#### [Given instruction]
Scan the data for "screenshot" and copy the lines it appears in.

#### [Data shown]
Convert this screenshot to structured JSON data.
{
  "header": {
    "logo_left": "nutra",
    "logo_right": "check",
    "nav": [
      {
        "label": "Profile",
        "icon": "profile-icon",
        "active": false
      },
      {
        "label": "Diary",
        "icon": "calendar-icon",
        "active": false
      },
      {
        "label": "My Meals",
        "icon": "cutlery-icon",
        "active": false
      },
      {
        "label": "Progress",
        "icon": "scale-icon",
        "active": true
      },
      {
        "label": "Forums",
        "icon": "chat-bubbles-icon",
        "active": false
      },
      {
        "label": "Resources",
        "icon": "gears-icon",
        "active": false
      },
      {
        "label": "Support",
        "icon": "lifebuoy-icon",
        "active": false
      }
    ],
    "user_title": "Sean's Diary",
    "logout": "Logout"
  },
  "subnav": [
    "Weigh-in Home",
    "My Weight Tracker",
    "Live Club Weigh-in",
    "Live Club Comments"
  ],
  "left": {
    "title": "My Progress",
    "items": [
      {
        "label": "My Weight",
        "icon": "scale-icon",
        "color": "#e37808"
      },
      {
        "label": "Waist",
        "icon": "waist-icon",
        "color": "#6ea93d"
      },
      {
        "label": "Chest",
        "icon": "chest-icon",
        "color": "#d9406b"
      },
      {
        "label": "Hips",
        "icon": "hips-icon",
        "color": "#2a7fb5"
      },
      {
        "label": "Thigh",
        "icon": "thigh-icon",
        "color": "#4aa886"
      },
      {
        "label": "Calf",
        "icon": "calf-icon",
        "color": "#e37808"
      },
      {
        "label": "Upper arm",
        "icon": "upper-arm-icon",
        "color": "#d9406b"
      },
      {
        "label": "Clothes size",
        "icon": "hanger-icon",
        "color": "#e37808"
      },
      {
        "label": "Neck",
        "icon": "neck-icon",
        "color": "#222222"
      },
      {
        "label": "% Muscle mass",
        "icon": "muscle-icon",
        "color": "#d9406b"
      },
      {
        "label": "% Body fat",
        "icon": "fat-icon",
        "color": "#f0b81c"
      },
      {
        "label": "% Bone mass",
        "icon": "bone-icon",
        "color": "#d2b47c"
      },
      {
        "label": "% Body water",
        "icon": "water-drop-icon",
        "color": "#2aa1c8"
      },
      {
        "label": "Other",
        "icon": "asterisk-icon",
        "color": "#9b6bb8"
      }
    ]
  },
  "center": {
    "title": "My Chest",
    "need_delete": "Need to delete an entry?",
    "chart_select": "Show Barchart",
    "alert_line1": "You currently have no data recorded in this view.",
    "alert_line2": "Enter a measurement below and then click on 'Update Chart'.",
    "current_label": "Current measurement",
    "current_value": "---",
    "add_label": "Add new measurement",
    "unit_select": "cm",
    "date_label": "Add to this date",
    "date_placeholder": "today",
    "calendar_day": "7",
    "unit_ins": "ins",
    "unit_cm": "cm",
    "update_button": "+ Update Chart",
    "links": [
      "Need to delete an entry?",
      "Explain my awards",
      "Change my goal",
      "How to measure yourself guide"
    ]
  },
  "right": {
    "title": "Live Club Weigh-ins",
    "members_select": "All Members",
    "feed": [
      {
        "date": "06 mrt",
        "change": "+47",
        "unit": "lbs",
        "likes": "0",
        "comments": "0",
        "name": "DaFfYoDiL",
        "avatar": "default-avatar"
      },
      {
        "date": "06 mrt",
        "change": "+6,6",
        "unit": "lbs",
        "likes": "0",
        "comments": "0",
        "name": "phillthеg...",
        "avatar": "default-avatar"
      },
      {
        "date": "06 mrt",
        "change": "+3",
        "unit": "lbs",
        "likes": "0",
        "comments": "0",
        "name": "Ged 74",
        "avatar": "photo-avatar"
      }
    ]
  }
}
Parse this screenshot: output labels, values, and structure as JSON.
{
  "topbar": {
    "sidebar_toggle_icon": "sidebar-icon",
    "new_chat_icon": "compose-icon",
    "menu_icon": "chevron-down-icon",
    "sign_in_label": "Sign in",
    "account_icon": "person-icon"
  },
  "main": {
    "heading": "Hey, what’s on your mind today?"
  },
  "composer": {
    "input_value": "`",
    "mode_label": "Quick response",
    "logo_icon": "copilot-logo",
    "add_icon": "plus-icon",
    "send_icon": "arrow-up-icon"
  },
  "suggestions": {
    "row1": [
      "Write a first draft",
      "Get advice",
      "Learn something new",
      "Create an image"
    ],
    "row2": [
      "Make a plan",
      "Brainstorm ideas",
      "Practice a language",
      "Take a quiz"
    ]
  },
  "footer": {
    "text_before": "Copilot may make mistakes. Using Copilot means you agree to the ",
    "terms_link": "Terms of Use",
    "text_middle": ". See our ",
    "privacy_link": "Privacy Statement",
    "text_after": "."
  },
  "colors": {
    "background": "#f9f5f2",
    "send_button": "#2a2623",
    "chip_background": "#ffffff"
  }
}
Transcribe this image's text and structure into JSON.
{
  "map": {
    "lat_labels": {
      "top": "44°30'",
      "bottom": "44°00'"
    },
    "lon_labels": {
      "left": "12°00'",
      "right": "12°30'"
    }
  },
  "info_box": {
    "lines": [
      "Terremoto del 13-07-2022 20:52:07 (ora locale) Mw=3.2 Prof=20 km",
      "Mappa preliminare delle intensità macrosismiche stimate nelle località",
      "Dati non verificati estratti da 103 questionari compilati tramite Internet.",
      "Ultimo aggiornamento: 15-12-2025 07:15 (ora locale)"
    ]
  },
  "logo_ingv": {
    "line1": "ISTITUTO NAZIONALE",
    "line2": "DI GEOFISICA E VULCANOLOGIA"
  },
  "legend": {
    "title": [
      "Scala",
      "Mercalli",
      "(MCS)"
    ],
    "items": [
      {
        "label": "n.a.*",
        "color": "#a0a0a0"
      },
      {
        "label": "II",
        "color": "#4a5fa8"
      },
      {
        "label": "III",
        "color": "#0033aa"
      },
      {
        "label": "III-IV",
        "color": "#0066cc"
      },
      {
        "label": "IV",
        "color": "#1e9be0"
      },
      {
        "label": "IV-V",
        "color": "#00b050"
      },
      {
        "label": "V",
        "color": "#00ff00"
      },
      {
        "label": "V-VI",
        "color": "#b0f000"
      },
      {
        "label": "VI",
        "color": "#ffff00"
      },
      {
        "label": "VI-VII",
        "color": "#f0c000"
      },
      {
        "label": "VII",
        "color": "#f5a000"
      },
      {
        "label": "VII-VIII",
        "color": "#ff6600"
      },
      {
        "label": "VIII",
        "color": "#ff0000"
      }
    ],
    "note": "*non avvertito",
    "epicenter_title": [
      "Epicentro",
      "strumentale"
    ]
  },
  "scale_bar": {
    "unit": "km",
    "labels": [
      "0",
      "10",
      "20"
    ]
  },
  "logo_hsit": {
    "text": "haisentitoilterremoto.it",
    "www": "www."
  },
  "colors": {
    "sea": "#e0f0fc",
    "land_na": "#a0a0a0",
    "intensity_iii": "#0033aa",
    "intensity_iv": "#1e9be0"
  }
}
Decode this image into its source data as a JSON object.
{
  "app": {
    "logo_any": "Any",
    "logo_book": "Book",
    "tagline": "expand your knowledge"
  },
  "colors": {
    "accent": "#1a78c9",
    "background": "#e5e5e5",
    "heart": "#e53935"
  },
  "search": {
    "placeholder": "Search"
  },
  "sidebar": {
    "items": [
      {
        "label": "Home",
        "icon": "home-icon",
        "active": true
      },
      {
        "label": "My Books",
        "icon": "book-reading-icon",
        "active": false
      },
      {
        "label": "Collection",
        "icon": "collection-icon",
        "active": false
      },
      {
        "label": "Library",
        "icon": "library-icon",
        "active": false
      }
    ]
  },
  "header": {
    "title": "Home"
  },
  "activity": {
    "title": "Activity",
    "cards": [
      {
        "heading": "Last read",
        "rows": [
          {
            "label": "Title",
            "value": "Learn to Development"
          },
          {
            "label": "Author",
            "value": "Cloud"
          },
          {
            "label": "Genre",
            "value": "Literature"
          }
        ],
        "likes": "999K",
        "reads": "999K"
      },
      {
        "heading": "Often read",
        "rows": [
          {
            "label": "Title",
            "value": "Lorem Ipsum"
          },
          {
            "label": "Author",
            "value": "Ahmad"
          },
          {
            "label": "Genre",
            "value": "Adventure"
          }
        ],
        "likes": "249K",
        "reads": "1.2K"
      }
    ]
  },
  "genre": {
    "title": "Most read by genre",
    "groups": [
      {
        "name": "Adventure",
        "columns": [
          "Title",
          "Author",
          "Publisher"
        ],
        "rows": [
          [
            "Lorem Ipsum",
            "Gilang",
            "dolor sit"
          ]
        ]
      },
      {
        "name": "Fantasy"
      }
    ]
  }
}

#### [Task result]
Convert this screenshot to structured JSON data.
Parse this screenshot: output labels, values, and structure as JSON.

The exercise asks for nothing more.